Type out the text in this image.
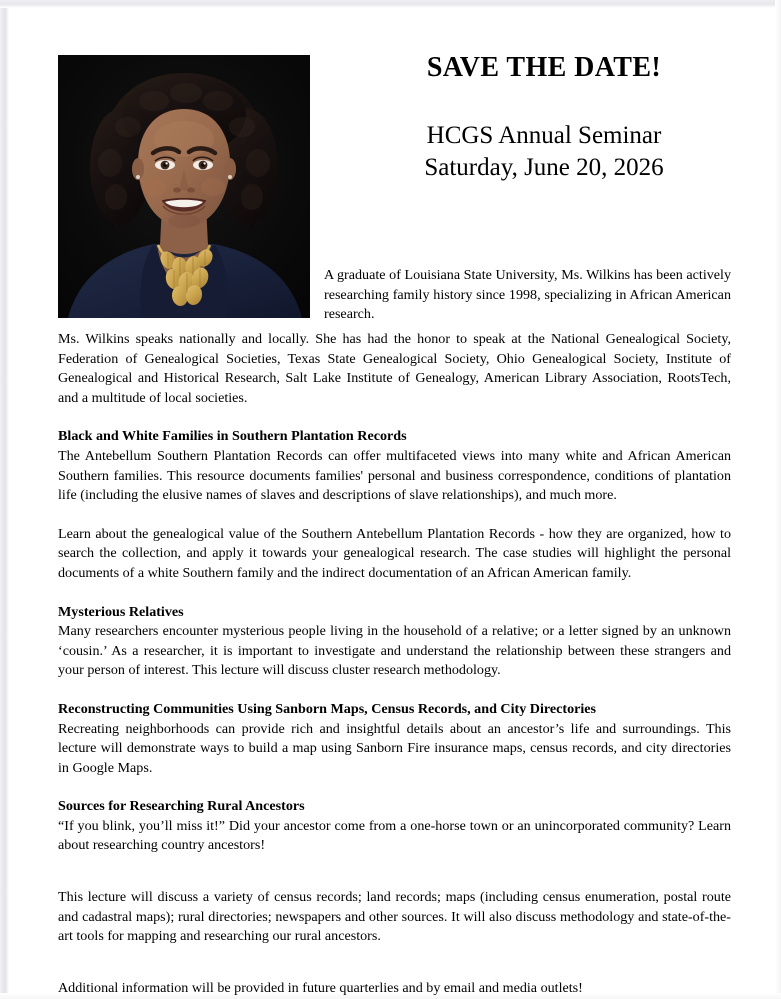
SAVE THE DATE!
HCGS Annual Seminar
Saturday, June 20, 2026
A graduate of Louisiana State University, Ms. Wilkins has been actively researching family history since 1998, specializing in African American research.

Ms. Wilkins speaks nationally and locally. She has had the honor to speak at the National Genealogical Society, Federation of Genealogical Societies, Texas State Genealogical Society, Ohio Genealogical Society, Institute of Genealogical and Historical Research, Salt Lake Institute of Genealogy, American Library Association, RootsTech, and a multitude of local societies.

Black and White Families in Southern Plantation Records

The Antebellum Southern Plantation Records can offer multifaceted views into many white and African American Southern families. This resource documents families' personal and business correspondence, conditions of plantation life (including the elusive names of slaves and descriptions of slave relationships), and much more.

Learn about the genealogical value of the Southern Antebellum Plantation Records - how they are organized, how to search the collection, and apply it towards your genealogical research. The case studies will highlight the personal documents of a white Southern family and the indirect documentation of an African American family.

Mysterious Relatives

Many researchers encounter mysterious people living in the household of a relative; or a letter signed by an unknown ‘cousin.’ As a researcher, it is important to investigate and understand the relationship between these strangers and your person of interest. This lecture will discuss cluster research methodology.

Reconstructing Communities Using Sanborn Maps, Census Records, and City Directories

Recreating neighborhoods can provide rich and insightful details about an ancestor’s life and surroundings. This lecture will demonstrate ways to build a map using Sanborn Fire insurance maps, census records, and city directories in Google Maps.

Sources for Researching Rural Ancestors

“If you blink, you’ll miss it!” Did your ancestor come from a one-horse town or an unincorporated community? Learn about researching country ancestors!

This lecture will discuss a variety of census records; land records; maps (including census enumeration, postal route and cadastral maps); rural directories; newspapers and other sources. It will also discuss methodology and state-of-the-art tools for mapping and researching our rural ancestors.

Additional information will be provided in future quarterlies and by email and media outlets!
:::
Copy each line from the data above that includes "your".

## OUTPUT FOR THIS EXERCISE
Learn about the genealogical value of the Southern Antebellum Plantation Records - how they are organized, how to search the collection, and apply it towards your genealogical research. The case studies will highlight the personal documents of a white Southern family and the indirect documentation of an African American family.
Many researchers encounter mysterious people living in the household of a relative; or a letter signed by an unknown ‘cousin.’ As a researcher, it is important to investigate and understand the relationship between these strangers and your person of interest. This lecture will discuss cluster research methodology.
“If you blink, you’ll miss it!” Did your ancestor come from a one-horse town or an unincorporated community? Learn about researching country ancestors!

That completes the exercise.